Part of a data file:
<<<<
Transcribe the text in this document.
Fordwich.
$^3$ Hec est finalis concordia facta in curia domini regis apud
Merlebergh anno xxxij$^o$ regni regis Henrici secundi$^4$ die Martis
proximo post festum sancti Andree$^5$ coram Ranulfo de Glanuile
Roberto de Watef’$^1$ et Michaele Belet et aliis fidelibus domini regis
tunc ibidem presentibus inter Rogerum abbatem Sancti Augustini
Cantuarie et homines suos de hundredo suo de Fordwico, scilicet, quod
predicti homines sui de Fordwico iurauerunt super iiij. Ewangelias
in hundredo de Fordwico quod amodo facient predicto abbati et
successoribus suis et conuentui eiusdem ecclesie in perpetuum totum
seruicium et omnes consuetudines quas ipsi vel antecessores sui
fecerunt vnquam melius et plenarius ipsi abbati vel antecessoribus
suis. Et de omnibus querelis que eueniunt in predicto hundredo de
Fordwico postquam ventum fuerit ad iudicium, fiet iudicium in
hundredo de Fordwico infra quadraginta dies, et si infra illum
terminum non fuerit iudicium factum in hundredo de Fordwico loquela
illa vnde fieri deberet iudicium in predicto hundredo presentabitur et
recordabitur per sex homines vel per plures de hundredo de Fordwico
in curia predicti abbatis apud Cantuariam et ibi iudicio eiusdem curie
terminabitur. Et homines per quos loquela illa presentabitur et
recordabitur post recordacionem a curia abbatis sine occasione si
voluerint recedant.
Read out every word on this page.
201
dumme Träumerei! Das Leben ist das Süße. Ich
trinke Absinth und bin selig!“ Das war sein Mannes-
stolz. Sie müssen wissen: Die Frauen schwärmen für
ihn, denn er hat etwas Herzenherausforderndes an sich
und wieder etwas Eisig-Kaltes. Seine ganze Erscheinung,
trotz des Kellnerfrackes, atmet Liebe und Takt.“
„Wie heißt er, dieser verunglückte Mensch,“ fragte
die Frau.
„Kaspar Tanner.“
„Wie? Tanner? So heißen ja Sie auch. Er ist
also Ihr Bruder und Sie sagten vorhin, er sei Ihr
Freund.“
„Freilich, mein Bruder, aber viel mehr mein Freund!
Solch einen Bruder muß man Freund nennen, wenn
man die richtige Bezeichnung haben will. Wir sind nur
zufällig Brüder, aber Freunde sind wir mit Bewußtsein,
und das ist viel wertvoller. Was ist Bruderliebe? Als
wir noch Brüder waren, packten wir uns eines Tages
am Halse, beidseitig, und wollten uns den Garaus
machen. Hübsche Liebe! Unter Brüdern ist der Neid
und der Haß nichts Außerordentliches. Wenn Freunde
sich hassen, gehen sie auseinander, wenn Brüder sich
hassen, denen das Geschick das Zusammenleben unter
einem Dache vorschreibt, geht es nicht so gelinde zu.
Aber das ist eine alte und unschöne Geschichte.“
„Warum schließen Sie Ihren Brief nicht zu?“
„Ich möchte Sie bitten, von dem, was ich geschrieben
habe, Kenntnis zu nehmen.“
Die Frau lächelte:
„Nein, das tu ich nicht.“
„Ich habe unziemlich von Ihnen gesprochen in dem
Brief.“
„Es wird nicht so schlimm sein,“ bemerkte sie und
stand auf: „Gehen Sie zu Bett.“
>>>>
* Set task *
Repeat all the entries exactly as given.

* Response to the task *
Transcribe the text in this document.
Fordwich.
$^3$ Hec est finalis concordia facta in curia domini regis apud
Merlebergh anno xxxij$^o$ regni regis Henrici secundi$^4$ die Martis
proximo post festum sancti Andree$^5$ coram Ranulfo de Glanuile
Roberto de Watef’$^1$ et Michaele Belet et aliis fidelibus domini regis
tunc ibidem presentibus inter Rogerum abbatem Sancti Augustini
Cantuarie et homines suos de hundredo suo de Fordwico, scilicet, quod
predicti homines sui de Fordwico iurauerunt super iiij. Ewangelias
in hundredo de Fordwico quod amodo facient predicto abbati et
successoribus suis et conuentui eiusdem ecclesie in perpetuum totum
seruicium et omnes consuetudines quas ipsi vel antecessores sui
fecerunt vnquam melius et plenarius ipsi abbati vel antecessoribus
suis. Et de omnibus querelis que eueniunt in predicto hundredo de
Fordwico postquam ventum fuerit ad iudicium, fiet iudicium in
hundredo de Fordwico infra quadraginta dies, et si infra illum
terminum non fuerit iudicium factum in hundredo de Fordwico loquela
illa vnde fieri deberet iudicium in predicto hundredo presentabitur et
recordabitur per sex homines vel per plures de hundredo de Fordwico
in curia predicti abbatis apud Cantuariam et ibi iudicio eiusdem curie
terminabitur. Et homines per quos loquela illa presentabitur et
recordabitur post recordacionem a curia abbatis sine occasione si
voluerint recedant.
Read out every word on this page.
201
dumme Träumerei! Das Leben ist das Süße. Ich
trinke Absinth und bin selig!“ Das war sein Mannes-
stolz. Sie müssen wissen: Die Frauen schwärmen für
ihn, denn er hat etwas Herzenherausforderndes an sich
und wieder etwas Eisig-Kaltes. Seine ganze Erscheinung,
trotz des Kellnerfrackes, atmet Liebe und Takt.“
„Wie heißt er, dieser verunglückte Mensch,“ fragte
die Frau.
„Kaspar Tanner.“
„Wie? Tanner? So heißen ja Sie auch. Er ist
also Ihr Bruder und Sie sagten vorhin, er sei Ihr
Freund.“
„Freilich, mein Bruder, aber viel mehr mein Freund!
Solch einen Bruder muß man Freund nennen, wenn
man die richtige Bezeichnung haben will. Wir sind nur
zufällig Brüder, aber Freunde sind wir mit Bewußtsein,
und das ist viel wertvoller. Was ist Bruderliebe? Als
wir noch Brüder waren, packten wir uns eines Tages
am Halse, beidseitig, und wollten uns den Garaus
machen. Hübsche Liebe! Unter Brüdern ist der Neid
und der Haß nichts Außerordentliches. Wenn Freunde
sich hassen, gehen sie auseinander, wenn Brüder sich
hassen, denen das Geschick das Zusammenleben unter
einem Dache vorschreibt, geht es nicht so gelinde zu.
Aber das ist eine alte und unschöne Geschichte.“
„Warum schließen Sie Ihren Brief nicht zu?“
„Ich möchte Sie bitten, von dem, was ich geschrieben
habe, Kenntnis zu nehmen.“
Die Frau lächelte:
„Nein, das tu ich nicht.“
„Ich habe unziemlich von Ihnen gesprochen in dem
Brief.“
„Es wird nicht so schlimm sein,“ bemerkte sie und
stand auf: „Gehen Sie zu Bett.“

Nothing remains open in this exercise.